--- start Data entries ---

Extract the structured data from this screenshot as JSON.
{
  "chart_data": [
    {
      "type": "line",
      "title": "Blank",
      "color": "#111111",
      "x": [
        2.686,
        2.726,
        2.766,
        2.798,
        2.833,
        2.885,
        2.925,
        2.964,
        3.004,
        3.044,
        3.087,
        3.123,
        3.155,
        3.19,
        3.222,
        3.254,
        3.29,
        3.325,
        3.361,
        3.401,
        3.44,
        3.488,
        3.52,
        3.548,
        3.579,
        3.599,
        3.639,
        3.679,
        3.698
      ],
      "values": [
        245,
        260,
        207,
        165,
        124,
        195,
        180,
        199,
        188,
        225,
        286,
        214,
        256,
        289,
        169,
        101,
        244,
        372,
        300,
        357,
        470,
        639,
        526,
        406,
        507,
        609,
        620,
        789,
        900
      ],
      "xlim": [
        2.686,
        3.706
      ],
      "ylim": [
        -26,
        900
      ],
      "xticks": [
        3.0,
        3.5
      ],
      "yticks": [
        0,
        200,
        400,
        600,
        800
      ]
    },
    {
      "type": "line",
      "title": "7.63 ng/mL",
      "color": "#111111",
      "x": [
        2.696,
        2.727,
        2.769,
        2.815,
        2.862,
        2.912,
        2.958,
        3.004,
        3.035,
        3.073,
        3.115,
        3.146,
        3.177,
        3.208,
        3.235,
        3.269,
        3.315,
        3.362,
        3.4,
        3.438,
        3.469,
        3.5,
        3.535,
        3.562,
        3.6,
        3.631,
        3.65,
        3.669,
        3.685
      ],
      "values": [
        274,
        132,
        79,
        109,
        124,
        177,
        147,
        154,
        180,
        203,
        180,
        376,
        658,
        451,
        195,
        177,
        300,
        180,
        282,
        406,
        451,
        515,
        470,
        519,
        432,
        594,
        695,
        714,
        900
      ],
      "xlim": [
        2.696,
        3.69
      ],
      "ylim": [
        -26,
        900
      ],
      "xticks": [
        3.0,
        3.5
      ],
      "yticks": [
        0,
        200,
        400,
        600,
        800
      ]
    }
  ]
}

--- end Data entries ---

* Task to carry out: Every record should be given again exactly.

* Written answer:
Extract the structured data from this screenshot as JSON.
{
  "chart_data": [
    {
      "type": "line",
      "title": "Blank",
      "color": "#111111",
      "x": [
        2.686,
        2.726,
        2.766,
        2.798,
        2.833,
        2.885,
        2.925,
        2.964,
        3.004,
        3.044,
        3.087,
        3.123,
        3.155,
        3.19,
        3.222,
        3.254,
        3.29,
        3.325,
        3.361,
        3.401,
        3.44,
        3.488,
        3.52,
        3.548,
        3.579,
        3.599,
        3.639,
        3.679,
        3.698
      ],
      "values": [
        245,
        260,
        207,
        165,
        124,
        195,
        180,
        199,
        188,
        225,
        286,
        214,
        256,
        289,
        169,
        101,
        244,
        372,
        300,
        357,
        470,
        639,
        526,
        406,
        507,
        609,
        620,
        789,
        900
      ],
      "xlim": [
        2.686,
        3.706
      ],
      "ylim": [
        -26,
        900
      ],
      "xticks": [
        3.0,
        3.5
      ],
      "yticks": [
        0,
        200,
        400,
        600,
        800
      ]
    },
    {
      "type": "line",
      "title": "7.63 ng/mL",
      "color": "#111111",
      "x": [
        2.696,
        2.727,
        2.769,
        2.815,
        2.862,
        2.912,
        2.958,
        3.004,
        3.035,
        3.073,
        3.115,
        3.146,
        3.177,
        3.208,
        3.235,
        3.269,
        3.315,
        3.362,
        3.4,
        3.438,
        3.469,
        3.5,
        3.535,
        3.562,
        3.6,
        3.631,
        3.65,
        3.669,
        3.685
      ],
      "values": [
        274,
        132,
        79,
        109,
        124,
        177,
        147,
        154,
        180,
        203,
        180,
        376,
        658,
        451,
        195,
        177,
        300,
        180,
        282,
        406,
        451,
        515,
        470,
        519,
        432,
        594,
        695,
        714,
        900
      ],
      "xlim": [
        2.696,
        3.69
      ],
      "ylim": [
        -26,
        900
      ],
      "xticks": [
        3.0,
        3.5
      ],
      "yticks": [
        0,
        200,
        400,
        600,
        800
      ]
    }
  ]
}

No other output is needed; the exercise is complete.